**Material for this exercise**
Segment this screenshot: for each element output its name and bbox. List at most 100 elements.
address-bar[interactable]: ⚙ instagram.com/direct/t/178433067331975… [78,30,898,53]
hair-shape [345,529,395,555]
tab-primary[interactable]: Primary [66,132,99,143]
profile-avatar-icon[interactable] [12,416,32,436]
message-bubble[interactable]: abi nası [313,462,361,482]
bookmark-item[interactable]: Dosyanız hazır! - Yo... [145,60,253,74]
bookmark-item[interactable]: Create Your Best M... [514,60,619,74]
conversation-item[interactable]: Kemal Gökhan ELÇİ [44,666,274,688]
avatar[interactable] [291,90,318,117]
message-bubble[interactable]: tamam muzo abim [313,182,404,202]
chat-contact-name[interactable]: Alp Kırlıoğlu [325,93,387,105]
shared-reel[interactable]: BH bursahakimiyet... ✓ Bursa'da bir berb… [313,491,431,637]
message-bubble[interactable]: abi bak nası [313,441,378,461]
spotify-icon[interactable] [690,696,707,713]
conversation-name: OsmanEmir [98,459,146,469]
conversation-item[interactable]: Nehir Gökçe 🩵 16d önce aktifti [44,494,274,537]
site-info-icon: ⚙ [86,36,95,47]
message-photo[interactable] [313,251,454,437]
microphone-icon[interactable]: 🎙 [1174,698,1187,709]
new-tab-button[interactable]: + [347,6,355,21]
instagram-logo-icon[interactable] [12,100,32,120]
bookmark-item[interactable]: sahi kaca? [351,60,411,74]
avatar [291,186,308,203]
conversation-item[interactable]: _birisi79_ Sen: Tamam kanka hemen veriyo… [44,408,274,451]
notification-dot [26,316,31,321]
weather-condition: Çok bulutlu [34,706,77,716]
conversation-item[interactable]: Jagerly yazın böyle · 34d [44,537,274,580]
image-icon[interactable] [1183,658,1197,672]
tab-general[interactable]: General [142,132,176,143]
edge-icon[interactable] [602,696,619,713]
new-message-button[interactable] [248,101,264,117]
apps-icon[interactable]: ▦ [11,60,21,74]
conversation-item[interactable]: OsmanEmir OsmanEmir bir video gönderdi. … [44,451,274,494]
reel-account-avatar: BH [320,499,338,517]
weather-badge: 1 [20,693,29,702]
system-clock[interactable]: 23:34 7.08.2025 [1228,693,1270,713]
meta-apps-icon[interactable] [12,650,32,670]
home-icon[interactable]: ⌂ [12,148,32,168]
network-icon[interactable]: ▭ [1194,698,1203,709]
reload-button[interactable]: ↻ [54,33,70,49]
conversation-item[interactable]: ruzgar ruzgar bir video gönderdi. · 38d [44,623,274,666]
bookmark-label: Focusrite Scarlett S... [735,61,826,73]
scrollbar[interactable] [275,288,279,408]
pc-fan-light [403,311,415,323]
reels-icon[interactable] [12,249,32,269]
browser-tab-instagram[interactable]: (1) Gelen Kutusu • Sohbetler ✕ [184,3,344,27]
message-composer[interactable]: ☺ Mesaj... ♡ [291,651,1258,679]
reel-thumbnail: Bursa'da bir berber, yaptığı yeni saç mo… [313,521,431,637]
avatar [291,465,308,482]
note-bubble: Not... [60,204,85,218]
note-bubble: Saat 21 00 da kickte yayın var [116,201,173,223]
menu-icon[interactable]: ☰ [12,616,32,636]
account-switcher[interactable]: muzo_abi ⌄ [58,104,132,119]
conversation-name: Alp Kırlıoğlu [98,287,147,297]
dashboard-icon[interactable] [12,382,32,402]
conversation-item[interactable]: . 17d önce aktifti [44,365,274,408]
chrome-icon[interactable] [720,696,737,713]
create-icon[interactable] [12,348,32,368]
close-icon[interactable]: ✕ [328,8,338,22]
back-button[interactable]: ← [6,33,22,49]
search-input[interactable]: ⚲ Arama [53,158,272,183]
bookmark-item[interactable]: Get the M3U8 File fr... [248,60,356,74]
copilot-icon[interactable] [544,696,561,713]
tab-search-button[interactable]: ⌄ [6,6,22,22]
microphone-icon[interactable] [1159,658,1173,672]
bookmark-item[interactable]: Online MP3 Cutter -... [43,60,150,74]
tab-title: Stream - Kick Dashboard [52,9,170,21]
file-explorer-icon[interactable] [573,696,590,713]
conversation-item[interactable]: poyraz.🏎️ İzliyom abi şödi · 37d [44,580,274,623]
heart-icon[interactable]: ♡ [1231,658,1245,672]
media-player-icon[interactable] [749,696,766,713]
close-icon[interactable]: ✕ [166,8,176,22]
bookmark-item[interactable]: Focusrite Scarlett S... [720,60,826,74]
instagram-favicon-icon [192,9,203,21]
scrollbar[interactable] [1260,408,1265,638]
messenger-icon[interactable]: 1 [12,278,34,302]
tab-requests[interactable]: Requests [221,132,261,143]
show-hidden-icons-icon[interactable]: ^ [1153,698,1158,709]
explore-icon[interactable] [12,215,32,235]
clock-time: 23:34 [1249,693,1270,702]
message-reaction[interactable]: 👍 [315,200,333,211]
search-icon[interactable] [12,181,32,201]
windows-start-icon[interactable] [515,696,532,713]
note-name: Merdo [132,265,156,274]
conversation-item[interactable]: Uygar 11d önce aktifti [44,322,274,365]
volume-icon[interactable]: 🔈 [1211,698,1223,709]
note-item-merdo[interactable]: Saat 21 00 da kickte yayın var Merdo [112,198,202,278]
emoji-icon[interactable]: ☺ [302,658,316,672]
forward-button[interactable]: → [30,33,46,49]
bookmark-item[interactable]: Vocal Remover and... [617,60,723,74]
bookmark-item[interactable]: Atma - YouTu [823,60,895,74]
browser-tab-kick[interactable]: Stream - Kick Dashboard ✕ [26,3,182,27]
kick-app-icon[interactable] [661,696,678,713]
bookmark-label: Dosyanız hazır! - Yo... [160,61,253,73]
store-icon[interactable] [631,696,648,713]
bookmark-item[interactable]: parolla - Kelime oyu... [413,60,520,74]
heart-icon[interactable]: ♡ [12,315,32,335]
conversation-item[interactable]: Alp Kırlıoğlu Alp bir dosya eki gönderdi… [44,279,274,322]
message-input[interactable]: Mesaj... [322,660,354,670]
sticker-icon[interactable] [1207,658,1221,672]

**What is expected**
Rewrite the lines above as a Markdown table with two columns, Row and Line. Number each row and leave out any blank lines.

**Result for this task**
| Row | Line |
|---|---|
| 1 | Segment this screenshot: for each element output its name and bbox. List at most 100 elements. |
| 2 | address-bar[interactable]: ⚙ instagram.com/direct/t/178433067331975… [78,30,898,53] |
| 3 | hair-shape [345,529,395,555] |
| 4 | tab-primary[interactable]: Primary [66,132,99,143] |
| 5 | profile-avatar-icon[interactable] [12,416,32,436] |
| 6 | message-bubble[interactable]: abi nası [313,462,361,482] |
| 7 | bookmark-item[interactable]: Dosyanız hazır! - Yo... [145,60,253,74] |
| 8 | bookmark-item[interactable]: Create Your Best M... [514,60,619,74] |
| 9 | conversation-item[interactable]: Kemal Gökhan ELÇİ [44,666,274,688] |
| 10 | avatar[interactable] [291,90,318,117] |
| 11 | message-bubble[interactable]: tamam muzo abim [313,182,404,202] |
| 12 | chat-contact-name[interactable]: Alp Kırlıoğlu [325,93,387,105] |
| 13 | shared-reel[interactable]: BH bursahakimiyet... ✓ Bursa'da bir berb… [313,491,431,637] |
| 14 | message-bubble[interactable]: abi bak nası [313,441,378,461] |
| 15 | spotify-icon[interactable] [690,696,707,713] |
| 16 | conversation-name: OsmanEmir [98,459,146,469] |
| 17 | conversation-item[interactable]: Nehir Gökçe 🩵 16d önce aktifti [44,494,274,537] |
| 18 | site-info-icon: ⚙ [86,36,95,47] |
| 19 | message-photo[interactable] [313,251,454,437] |
| 20 | microphone-icon[interactable]: 🎙 [1174,698,1187,709] |
| 21 | new-tab-button[interactable]: + [347,6,355,21] |
| 22 | instagram-logo-icon[interactable] [12,100,32,120] |
| 23 | bookmark-item[interactable]: sahi kaca? [351,60,411,74] |
| 24 | avatar [291,186,308,203] |
| 25 | conversation-item[interactable]: _birisi79_ Sen: Tamam kanka hemen veriyo… [44,408,274,451] |
| 26 | notification-dot [26,316,31,321] |
| 27 | weather-condition: Çok bulutlu [34,706,77,716] |
| 28 | conversation-item[interactable]: Jagerly yazın böyle · 34d [44,537,274,580] |
| 29 | image-icon[interactable] [1183,658,1197,672] |
| 30 | tab-general[interactable]: General [142,132,176,143] |
| 31 | edge-icon[interactable] [602,696,619,713] |
| 32 | new-message-button[interactable] [248,101,264,117] |
| 33 | apps-icon[interactable]: ▦ [11,60,21,74] |
| 34 | conversation-item[interactable]: OsmanEmir OsmanEmir bir video gönderdi. … [44,451,274,494] |
| 35 | reel-account-avatar: BH [320,499,338,517] |
| 36 | weather-badge: 1 [20,693,29,702] |
| 37 | system-clock[interactable]: 23:34 7.08.2025 [1228,693,1270,713] |
| 38 | meta-apps-icon[interactable] [12,650,32,670] |
| 39 | home-icon[interactable]: ⌂ [12,148,32,168] |
| 40 | network-icon[interactable]: ▭ [1194,698,1203,709] |
| 41 | reload-button[interactable]: ↻ [54,33,70,49] |
| 42 | conversation-item[interactable]: ruzgar ruzgar bir video gönderdi. · 38d [44,623,274,666] |
| 43 | bookmark-label: Focusrite Scarlett S... [735,61,826,73] |
| 44 | scrollbar[interactable] [275,288,279,408] |
| 45 | pc-fan-light [403,311,415,323] |
| 46 | reels-icon[interactable] [12,249,32,269] |
| 47 | browser-tab-instagram[interactable]: (1) Gelen Kutusu • Sohbetler ✕ [184,3,344,27] |
| 48 | message-composer[interactable]: ☺ Mesaj... ♡ [291,651,1258,679] |
| 49 | reel-thumbnail: Bursa'da bir berber, yaptığı yeni saç mo… [313,521,431,637] |
| 50 | avatar [291,465,308,482] |
| 51 | note-bubble: Not... [60,204,85,218] |
| 52 | note-bubble: Saat 21 00 da kickte yayın var [116,201,173,223] |
| 53 | menu-icon[interactable]: ☰ [12,616,32,636] |
| 54 | account-switcher[interactable]: muzo_abi ⌄ [58,104,132,119] |
| 55 | conversation-name: Alp Kırlıoğlu [98,287,147,297] |
| 56 | dashboard-icon[interactable] [12,382,32,402] |
| 57 | conversation-item[interactable]: . 17d önce aktifti [44,365,274,408] |
| 58 | chrome-icon[interactable] [720,696,737,713] |
| 59 | create-icon[interactable] [12,348,32,368] |
| 60 | close-icon[interactable]: ✕ [328,8,338,22] |
| 61 | back-button[interactable]: ← [6,33,22,49] |
| 62 | search-input[interactable]: ⚲ Arama [53,158,272,183] |
| 63 | bookmark-item[interactable]: Get the M3U8 File fr... [248,60,356,74] |
| 64 | copilot-icon[interactable] [544,696,561,713] |
| 65 | tab-search-button[interactable]: ⌄ [6,6,22,22] |
| 66 | microphone-icon[interactable] [1159,658,1173,672] |
| 67 | bookmark-item[interactable]: Online MP3 Cutter -... [43,60,150,74] |
| 68 | tab-title: Stream - Kick Dashboard [52,9,170,21] |
| 69 | file-explorer-icon[interactable] [573,696,590,713] |
| 70 | conversation-item[interactable]: poyraz.🏎️ İzliyom abi şödi · 37d [44,580,274,623] |
| 71 | heart-icon[interactable]: ♡ [1231,658,1245,672] |
| 72 | media-player-icon[interactable] [749,696,766,713] |
| 73 | close-icon[interactable]: ✕ [166,8,176,22] |
| 74 | bookmark-item[interactable]: Focusrite Scarlett S... [720,60,826,74] |
| 75 | instagram-favicon-icon [192,9,203,21] |
| 76 | scrollbar[interactable] [1260,408,1265,638] |
| 77 | messenger-icon[interactable]: 1 [12,278,34,302] |
| 78 | tab-requests[interactable]: Requests [221,132,261,143] |
| 79 | show-hidden-icons-icon[interactable]: ^ [1153,698,1158,709] |
| 80 | explore-icon[interactable] [12,215,32,235] |
| 81 | clock-time: 23:34 [1249,693,1270,702] |
| 82 | message-reaction[interactable]: 👍 [315,200,333,211] |
| 83 | search-icon[interactable] [12,181,32,201] |
| 84 | windows-start-icon[interactable] [515,696,532,713] |
| 85 | note-name: Merdo [132,265,156,274] |
| 86 | conversation-item[interactable]: Uygar 11d önce aktifti [44,322,274,365] |
| 87 | volume-icon[interactable]: 🔈 [1211,698,1223,709] |
| 88 | note-item-merdo[interactable]: Saat 21 00 da kickte yayın var Merdo [112,198,202,278] |
| 89 | emoji-icon[interactable]: ☺ [302,658,316,672] |
| 90 | forward-button[interactable]: → [30,33,46,49] |
| 91 | bookmark-item[interactable]: Vocal Remover and... [617,60,723,74] |
| 92 | bookmark-item[interactable]: Atma - YouTu [823,60,895,74] |
| 93 | browser-tab-kick[interactable]: Stream - Kick Dashboard ✕ [26,3,182,27] |
| 94 | kick-app-icon[interactable] [661,696,678,713] |
| 95 | bookmark-label: Dosyanız hazır! - Yo... [160,61,253,73] |
| 96 | store-icon[interactable] [631,696,648,713] |
| 97 | bookmark-item[interactable]: parolla - Kelime oyu... [413,60,520,74] |
| 98 | heart-icon[interactable]: ♡ [12,315,32,335] |
| 99 | conversation-item[interactable]: Alp Kırlıoğlu Alp bir dosya eki gönderdi… [44,279,274,322] |
| 100 | message-input[interactable]: Mesaj... [322,660,354,670] |
| 101 | sticker-icon[interactable] [1207,658,1221,672] |